> **WHAT YOU ARE ASKED TO DO**
Report how many lines contain "fechas". The answer is a single number.

** START RECORDS FOR THIS TASK **

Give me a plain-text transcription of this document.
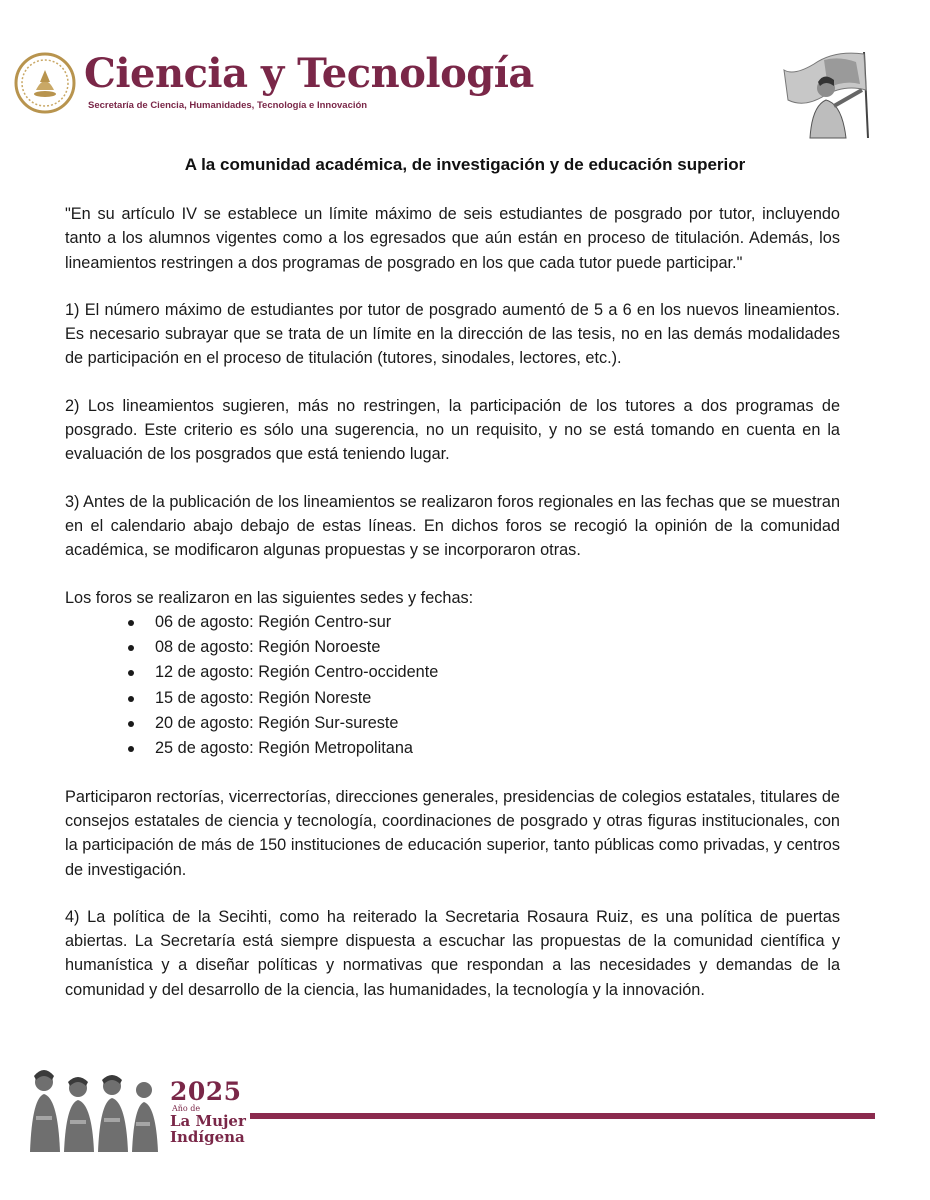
Ciencia y Tecnología
Secretaría de Ciencia, Humanidades, Tecnología e Innovación
A la comunidad académica, de investigación y de educación superior

"En su artículo IV se establece un límite máximo de seis estudiantes de posgrado por tutor, incluyendo tanto a los alumnos vigentes como a los egresados que aún están en proceso de titulación. Además, los lineamientos restringen a dos programas de posgrado en los que cada tutor puede participar."

1) El número máximo de estudiantes por tutor de posgrado aumentó de 5 a 6 en los nuevos lineamientos. Es necesario subrayar que se trata de un límite en la dirección de las tesis, no en las demás modalidades de participación en el proceso de titulación (tutores, sinodales, lectores, etc.).

2) Los lineamientos sugieren, más no restringen, la participación de los tutores a dos programas de posgrado. Este criterio es sólo una sugerencia, no un requisito, y no se está tomando en cuenta en la evaluación de los posgrados que está teniendo lugar.

3) Antes de la publicación de los lineamientos se realizaron foros regionales en las fechas que se muestran en el calendario abajo debajo de estas líneas. En dichos foros se recogió la opinión de la comunidad académica, se modificaron algunas propuestas y se incorporaron otras.

Los foros se realizaron en las siguientes sedes y fechas:

06 de agosto: Región Centro-sur
08 de agosto: Región Noroeste
12 de agosto: Región Centro-occidente
15 de agosto: Región Noreste
20 de agosto: Región Sur-sureste
25 de agosto: Región Metropolitana

Participaron rectorías, vicerrectorías, direcciones generales, presidencias de colegios estatales, titulares de consejos estatales de ciencia y tecnología, coordinaciones de posgrado y otras figuras institucionales, con la participación de más de 150 instituciones de educación superior, tanto públicas como privadas, y centros de investigación.

4) La política de la Secihti, como ha reiterado la Secretaria Rosaura Ruiz, es una política de puertas abiertas. La Secretaría está siempre dispuesta a escuchar las propuestas de la comunidad científica y humanística y a diseñar políticas y normativas que respondan a las necesidades y demandas de la comunidad y del desarrollo de la ciencia, las humanidades, la tecnología y la innovación.

2025
Año de
La Mujer
Indígena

** END RECORDS FOR THIS TASK **

> **THE SOLUTION**
2